YOUR INSTRUCTIONS
Pick every line from the data that holds the word "features".

DATA ROWS
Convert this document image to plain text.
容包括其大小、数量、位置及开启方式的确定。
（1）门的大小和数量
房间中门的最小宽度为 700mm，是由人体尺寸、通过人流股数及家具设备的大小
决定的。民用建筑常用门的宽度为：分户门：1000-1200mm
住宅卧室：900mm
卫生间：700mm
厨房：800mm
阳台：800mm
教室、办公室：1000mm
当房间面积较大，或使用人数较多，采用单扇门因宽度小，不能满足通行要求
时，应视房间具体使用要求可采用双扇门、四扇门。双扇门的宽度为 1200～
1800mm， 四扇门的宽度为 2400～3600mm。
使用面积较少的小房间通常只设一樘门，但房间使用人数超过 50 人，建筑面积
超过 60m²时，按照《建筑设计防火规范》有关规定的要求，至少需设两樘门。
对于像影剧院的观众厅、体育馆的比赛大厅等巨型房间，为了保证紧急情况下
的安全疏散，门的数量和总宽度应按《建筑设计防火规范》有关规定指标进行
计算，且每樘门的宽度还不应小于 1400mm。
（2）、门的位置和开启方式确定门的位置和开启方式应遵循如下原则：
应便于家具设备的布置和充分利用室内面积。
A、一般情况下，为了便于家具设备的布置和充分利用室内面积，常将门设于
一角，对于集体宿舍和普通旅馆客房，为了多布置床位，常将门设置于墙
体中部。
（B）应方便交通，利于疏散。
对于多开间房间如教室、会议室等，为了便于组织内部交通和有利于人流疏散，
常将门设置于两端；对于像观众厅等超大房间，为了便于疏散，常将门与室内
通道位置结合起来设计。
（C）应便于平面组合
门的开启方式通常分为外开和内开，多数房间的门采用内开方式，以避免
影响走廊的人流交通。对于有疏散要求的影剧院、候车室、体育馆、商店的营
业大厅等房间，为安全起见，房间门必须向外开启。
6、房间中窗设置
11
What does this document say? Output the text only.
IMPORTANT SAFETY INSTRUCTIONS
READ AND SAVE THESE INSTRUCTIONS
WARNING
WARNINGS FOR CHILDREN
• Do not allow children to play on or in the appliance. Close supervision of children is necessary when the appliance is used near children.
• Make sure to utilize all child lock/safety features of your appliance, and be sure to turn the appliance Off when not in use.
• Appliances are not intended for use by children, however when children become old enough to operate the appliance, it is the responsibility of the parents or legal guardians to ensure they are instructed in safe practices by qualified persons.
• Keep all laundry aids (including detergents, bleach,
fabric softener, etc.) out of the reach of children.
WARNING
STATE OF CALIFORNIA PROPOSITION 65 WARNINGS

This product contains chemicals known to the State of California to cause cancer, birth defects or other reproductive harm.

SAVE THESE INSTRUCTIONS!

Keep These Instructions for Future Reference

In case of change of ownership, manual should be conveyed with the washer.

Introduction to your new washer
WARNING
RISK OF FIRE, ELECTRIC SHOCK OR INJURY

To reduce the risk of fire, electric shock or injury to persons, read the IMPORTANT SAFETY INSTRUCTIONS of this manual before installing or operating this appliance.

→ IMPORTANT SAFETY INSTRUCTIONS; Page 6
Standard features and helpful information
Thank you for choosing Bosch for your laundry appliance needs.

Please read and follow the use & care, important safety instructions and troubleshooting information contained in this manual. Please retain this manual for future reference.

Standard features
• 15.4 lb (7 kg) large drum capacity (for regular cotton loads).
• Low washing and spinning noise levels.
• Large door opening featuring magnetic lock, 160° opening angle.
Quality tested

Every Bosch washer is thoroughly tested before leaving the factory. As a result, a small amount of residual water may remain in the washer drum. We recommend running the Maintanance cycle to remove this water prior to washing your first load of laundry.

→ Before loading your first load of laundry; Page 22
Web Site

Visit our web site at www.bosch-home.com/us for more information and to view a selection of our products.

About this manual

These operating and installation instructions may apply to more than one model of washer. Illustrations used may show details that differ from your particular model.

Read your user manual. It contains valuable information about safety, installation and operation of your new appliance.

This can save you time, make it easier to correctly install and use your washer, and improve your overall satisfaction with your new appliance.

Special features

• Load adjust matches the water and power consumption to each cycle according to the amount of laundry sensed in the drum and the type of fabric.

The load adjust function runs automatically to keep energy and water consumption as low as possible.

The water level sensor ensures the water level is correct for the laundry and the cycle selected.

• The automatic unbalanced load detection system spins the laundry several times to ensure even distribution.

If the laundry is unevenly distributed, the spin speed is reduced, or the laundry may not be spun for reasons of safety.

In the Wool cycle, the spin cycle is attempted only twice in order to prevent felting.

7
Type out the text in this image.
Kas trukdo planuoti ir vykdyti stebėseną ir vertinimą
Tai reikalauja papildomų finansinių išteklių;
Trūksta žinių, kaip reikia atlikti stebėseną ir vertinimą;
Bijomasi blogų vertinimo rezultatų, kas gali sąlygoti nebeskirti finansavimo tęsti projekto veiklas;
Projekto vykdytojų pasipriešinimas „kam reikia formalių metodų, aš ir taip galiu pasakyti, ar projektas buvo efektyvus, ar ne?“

ANSWER TO THIS PROBLEM
• Make sure to utilize all child lock/safety features of your appliance, and be sure to turn the appliance Off when not in use.
Standard features and helpful information
Standard features
Special features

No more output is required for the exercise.